• _Exercise_
Return every entry exactly as written.

• _Data for the task_
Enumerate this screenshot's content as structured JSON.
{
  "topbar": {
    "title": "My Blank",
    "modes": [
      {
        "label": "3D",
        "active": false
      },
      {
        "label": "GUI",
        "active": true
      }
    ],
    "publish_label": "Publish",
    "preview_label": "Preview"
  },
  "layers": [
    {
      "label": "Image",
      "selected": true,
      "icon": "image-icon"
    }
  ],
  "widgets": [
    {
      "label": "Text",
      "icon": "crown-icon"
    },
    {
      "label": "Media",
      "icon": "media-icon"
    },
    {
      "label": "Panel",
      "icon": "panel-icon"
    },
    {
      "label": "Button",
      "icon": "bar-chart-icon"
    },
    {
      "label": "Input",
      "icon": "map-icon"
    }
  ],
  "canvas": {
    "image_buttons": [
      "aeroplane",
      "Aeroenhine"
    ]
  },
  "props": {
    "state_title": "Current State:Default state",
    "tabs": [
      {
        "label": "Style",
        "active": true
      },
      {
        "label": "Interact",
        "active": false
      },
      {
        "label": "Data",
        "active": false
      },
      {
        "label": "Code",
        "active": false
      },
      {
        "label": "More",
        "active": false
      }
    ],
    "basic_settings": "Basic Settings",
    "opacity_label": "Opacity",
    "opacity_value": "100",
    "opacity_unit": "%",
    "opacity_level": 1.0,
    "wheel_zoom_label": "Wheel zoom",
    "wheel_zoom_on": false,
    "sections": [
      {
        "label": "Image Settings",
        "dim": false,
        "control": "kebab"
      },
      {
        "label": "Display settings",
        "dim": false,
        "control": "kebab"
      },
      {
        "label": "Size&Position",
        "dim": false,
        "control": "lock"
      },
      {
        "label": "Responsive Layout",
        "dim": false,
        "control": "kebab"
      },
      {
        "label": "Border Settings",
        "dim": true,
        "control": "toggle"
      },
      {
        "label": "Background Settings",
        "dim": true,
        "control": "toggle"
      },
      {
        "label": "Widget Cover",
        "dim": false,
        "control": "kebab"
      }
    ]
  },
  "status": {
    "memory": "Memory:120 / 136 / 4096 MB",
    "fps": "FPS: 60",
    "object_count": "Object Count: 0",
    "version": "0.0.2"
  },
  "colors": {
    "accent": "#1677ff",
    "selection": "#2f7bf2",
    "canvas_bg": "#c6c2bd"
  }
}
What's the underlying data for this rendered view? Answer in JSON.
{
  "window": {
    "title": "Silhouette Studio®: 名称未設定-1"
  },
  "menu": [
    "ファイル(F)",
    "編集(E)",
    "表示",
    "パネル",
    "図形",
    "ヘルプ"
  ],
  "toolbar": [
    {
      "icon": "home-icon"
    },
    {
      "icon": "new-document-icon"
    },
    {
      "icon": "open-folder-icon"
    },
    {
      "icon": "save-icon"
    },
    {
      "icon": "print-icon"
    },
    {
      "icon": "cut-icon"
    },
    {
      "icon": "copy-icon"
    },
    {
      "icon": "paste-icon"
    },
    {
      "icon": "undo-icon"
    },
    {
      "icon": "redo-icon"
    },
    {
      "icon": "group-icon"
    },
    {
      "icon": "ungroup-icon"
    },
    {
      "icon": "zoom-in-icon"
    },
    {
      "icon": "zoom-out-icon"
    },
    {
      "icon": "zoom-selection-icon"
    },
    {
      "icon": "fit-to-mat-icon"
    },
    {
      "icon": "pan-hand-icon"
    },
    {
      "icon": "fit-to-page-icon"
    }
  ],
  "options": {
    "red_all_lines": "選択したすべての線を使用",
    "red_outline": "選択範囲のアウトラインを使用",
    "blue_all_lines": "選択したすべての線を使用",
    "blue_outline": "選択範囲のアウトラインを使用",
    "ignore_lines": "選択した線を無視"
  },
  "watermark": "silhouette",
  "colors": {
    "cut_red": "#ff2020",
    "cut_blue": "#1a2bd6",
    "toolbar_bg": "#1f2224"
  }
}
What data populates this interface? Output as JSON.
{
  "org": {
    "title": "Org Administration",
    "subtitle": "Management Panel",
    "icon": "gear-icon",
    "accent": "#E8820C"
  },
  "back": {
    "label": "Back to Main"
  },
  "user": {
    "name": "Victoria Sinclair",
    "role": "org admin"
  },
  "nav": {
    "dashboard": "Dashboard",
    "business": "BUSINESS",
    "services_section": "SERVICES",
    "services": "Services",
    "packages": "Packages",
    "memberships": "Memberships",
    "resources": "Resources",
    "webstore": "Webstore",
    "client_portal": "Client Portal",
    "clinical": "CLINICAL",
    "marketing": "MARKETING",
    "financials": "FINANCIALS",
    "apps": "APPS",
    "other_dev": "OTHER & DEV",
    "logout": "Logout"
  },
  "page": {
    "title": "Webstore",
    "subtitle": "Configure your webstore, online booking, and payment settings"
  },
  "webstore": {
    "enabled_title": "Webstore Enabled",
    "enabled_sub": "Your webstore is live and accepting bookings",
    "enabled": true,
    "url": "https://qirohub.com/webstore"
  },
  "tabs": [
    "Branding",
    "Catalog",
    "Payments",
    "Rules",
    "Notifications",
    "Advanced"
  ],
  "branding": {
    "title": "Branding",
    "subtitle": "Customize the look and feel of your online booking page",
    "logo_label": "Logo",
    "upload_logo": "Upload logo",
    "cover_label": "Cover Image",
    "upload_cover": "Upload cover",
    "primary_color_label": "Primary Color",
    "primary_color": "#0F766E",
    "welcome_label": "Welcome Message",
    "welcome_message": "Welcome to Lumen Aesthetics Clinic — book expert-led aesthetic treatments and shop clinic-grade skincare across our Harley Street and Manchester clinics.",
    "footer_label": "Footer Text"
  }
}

• _Answer below_
Enumerate this screenshot's content as structured JSON.
{
  "topbar": {
    "title": "My Blank",
    "modes": [
      {
        "label": "3D",
        "active": false
      },
      {
        "label": "GUI",
        "active": true
      }
    ],
    "publish_label": "Publish",
    "preview_label": "Preview"
  },
  "layers": [
    {
      "label": "Image",
      "selected": true,
      "icon": "image-icon"
    }
  ],
  "widgets": [
    {
      "label": "Text",
      "icon": "crown-icon"
    },
    {
      "label": "Media",
      "icon": "media-icon"
    },
    {
      "label": "Panel",
      "icon": "panel-icon"
    },
    {
      "label": "Button",
      "icon": "bar-chart-icon"
    },
    {
      "label": "Input",
      "icon": "map-icon"
    }
  ],
  "canvas": {
    "image_buttons": [
      "aeroplane",
      "Aeroenhine"
    ]
  },
  "props": {
    "state_title": "Current State:Default state",
    "tabs": [
      {
        "label": "Style",
        "active": true
      },
      {
        "label": "Interact",
        "active": false
      },
      {
        "label": "Data",
        "active": false
      },
      {
        "label": "Code",
        "active": false
      },
      {
        "label": "More",
        "active": false
      }
    ],
    "basic_settings": "Basic Settings",
    "opacity_label": "Opacity",
    "opacity_value": "100",
    "opacity_unit": "%",
    "opacity_level": 1.0,
    "wheel_zoom_label": "Wheel zoom",
    "wheel_zoom_on": false,
    "sections": [
      {
        "label": "Image Settings",
        "dim": false,
        "control": "kebab"
      },
      {
        "label": "Display settings",
        "dim": false,
        "control": "kebab"
      },
      {
        "label": "Size&Position",
        "dim": false,
        "control": "lock"
      },
      {
        "label": "Responsive Layout",
        "dim": false,
        "control": "kebab"
      },
      {
        "label": "Border Settings",
        "dim": true,
        "control": "toggle"
      },
      {
        "label": "Background Settings",
        "dim": true,
        "control": "toggle"
      },
      {
        "label": "Widget Cover",
        "dim": false,
        "control": "kebab"
      }
    ]
  },
  "status": {
    "memory": "Memory:120 / 136 / 4096 MB",
    "fps": "FPS: 60",
    "object_count": "Object Count: 0",
    "version": "0.0.2"
  },
  "colors": {
    "accent": "#1677ff",
    "selection": "#2f7bf2",
    "canvas_bg": "#c6c2bd"
  }
}
What's the underlying data for this rendered view? Answer in JSON.
{
  "window": {
    "title": "Silhouette Studio®: 名称未設定-1"
  },
  "menu": [
    "ファイル(F)",
    "編集(E)",
    "表示",
    "パネル",
    "図形",
    "ヘルプ"
  ],
  "toolbar": [
    {
      "icon": "home-icon"
    },
    {
      "icon": "new-document-icon"
    },
    {
      "icon": "open-folder-icon"
    },
    {
      "icon": "save-icon"
    },
    {
      "icon": "print-icon"
    },
    {
      "icon": "cut-icon"
    },
    {
      "icon": "copy-icon"
    },
    {
      "icon": "paste-icon"
    },
    {
      "icon": "undo-icon"
    },
    {
      "icon": "redo-icon"
    },
    {
      "icon": "group-icon"
    },
    {
      "icon": "ungroup-icon"
    },
    {
      "icon": "zoom-in-icon"
    },
    {
      "icon": "zoom-out-icon"
    },
    {
      "icon": "zoom-selection-icon"
    },
    {
      "icon": "fit-to-mat-icon"
    },
    {
      "icon": "pan-hand-icon"
    },
    {
      "icon": "fit-to-page-icon"
    }
  ],
  "options": {
    "red_all_lines": "選択したすべての線を使用",
    "red_outline": "選択範囲のアウトラインを使用",
    "blue_all_lines": "選択したすべての線を使用",
    "blue_outline": "選択範囲のアウトラインを使用",
    "ignore_lines": "選択した線を無視"
  },
  "watermark": "silhouette",
  "colors": {
    "cut_red": "#ff2020",
    "cut_blue": "#1a2bd6",
    "toolbar_bg": "#1f2224"
  }
}
What data populates this interface? Output as JSON.
{
  "org": {
    "title": "Org Administration",
    "subtitle": "Management Panel",
    "icon": "gear-icon",
    "accent": "#E8820C"
  },
  "back": {
    "label": "Back to Main"
  },
  "user": {
    "name": "Victoria Sinclair",
    "role": "org admin"
  },
  "nav": {
    "dashboard": "Dashboard",
    "business": "BUSINESS",
    "services_section": "SERVICES",
    "services": "Services",
    "packages": "Packages",
    "memberships": "Memberships",
    "resources": "Resources",
    "webstore": "Webstore",
    "client_portal": "Client Portal",
    "clinical": "CLINICAL",
    "marketing": "MARKETING",
    "financials": "FINANCIALS",
    "apps": "APPS",
    "other_dev": "OTHER & DEV",
    "logout": "Logout"
  },
  "page": {
    "title": "Webstore",
    "subtitle": "Configure your webstore, online booking, and payment settings"
  },
  "webstore": {
    "enabled_title": "Webstore Enabled",
    "enabled_sub": "Your webstore is live and accepting bookings",
    "enabled": true,
    "url": "https://qirohub.com/webstore"
  },
  "tabs": [
    "Branding",
    "Catalog",
    "Payments",
    "Rules",
    "Notifications",
    "Advanced"
  ],
  "branding": {
    "title": "Branding",
    "subtitle": "Customize the look and feel of your online booking page",
    "logo_label": "Logo",
    "upload_logo": "Upload logo",
    "cover_label": "Cover Image",
    "upload_cover": "Upload cover",
    "primary_color_label": "Primary Color",
    "primary_color": "#0F766E",
    "welcome_label": "Welcome Message",
    "welcome_message": "Welcome to Lumen Aesthetics Clinic — book expert-led aesthetic treatments and shop clinic-grade skincare across our Harley Street and Manchester clinics.",
    "footer_label": "Footer Text"
  }
}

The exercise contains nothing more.